Format the listing below as a JSON list of strings with one string per line, skipping any blank lines.

Element and coordinate listing
= = =

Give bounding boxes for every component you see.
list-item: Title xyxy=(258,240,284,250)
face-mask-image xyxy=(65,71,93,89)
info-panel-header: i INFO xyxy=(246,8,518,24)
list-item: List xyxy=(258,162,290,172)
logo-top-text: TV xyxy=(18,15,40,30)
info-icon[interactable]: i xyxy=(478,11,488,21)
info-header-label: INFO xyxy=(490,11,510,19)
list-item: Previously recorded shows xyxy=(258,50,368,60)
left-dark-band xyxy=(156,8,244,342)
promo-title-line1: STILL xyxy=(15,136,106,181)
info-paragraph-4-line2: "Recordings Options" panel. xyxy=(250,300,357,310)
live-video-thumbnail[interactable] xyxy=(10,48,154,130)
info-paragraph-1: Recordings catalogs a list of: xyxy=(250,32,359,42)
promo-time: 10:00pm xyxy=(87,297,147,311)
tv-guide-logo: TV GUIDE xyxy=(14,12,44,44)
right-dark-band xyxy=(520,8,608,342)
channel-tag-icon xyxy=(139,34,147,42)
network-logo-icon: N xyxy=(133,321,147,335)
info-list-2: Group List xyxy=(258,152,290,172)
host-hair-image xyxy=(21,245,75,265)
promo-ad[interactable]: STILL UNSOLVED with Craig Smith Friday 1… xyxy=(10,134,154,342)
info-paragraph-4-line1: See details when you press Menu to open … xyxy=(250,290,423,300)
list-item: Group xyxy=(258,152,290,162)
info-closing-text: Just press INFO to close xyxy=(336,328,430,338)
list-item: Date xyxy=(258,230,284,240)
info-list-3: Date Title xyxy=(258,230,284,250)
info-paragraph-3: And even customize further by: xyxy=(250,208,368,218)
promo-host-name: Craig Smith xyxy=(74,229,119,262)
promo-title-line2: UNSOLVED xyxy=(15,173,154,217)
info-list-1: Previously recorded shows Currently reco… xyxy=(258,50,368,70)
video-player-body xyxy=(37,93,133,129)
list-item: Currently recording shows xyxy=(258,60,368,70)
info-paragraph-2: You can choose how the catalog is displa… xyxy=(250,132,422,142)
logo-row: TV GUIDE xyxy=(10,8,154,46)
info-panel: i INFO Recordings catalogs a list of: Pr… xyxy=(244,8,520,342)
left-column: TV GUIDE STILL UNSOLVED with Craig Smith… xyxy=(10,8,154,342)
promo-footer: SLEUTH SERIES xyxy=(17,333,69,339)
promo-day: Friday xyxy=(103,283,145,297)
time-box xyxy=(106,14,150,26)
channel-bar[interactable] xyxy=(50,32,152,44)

= = =

▸ **RIGHT ANSWER**:
[
  "Give bounding boxes for every component you see.",
  "list-item: Title xyxy=(258,240,284,250)",
  "face-mask-image xyxy=(65,71,93,89)",
  "info-panel-header: i INFO xyxy=(246,8,518,24)",
  "list-item: List xyxy=(258,162,290,172)",
  "logo-top-text: TV xyxy=(18,15,40,30)",
  "info-icon[interactable]: i xyxy=(478,11,488,21)",
  "info-header-label: INFO xyxy=(490,11,510,19)",
  "list-item: Previously recorded shows xyxy=(258,50,368,60)",
  "left-dark-band xyxy=(156,8,244,342)",
  "promo-title-line1: STILL xyxy=(15,136,106,181)",
  "info-paragraph-4-line2: \"Recordings Options\" panel. xyxy=(250,300,357,310)",
  "live-video-thumbnail[interactable] xyxy=(10,48,154,130)",
  "info-paragraph-1: Recordings catalogs a list of: xyxy=(250,32,359,42)",
  "promo-time: 10:00pm xyxy=(87,297,147,311)",
  "tv-guide-logo: TV GUIDE xyxy=(14,12,44,44)",
  "right-dark-band xyxy=(520,8,608,342)",
  "channel-tag-icon xyxy=(139,34,147,42)",
  "network-logo-icon: N xyxy=(133,321,147,335)",
  "info-list-2: Group List xyxy=(258,152,290,172)",
  "host-hair-image xyxy=(21,245,75,265)",
  "promo-ad[interactable]: STILL UNSOLVED with Craig Smith Friday 1… xyxy=(10,134,154,342)",
  "info-paragraph-4-line1: See details when you press Menu to open … xyxy=(250,290,423,300)",
  "list-item: Group xyxy=(258,152,290,162)",
  "info-closing-text: Just press INFO to close xyxy=(336,328,430,338)",
  "list-item: Date xyxy=(258,230,284,240)",
  "info-list-3: Date Title xyxy=(258,230,284,250)",
  "info-paragraph-3: And even customize further by: xyxy=(250,208,368,218)",
  "promo-host-name: Craig Smith xyxy=(74,229,119,262)",
  "promo-title-line2: UNSOLVED xyxy=(15,173,154,217)",
  "info-list-1: Previously recorded shows Currently reco… xyxy=(258,50,368,70)",
  "video-player-body xyxy=(37,93,133,129)",
  "list-item: Currently recording shows xyxy=(258,60,368,70)",
  "info-paragraph-2: You can choose how the catalog is displa… xyxy=(250,132,422,142)",
  "logo-row: TV GUIDE xyxy=(10,8,154,46)",
  "info-panel: i INFO Recordings catalogs a list of: Pr… xyxy=(244,8,520,342)",
  "left-column: TV GUIDE STILL UNSOLVED with Craig Smith… xyxy=(10,8,154,342)",
  "promo-footer: SLEUTH SERIES xyxy=(17,333,69,339)",
  "promo-day: Friday xyxy=(103,283,145,297)",
  "time-box xyxy=(106,14,150,26)",
  "channel-bar[interactable] xyxy=(50,32,152,44)"
]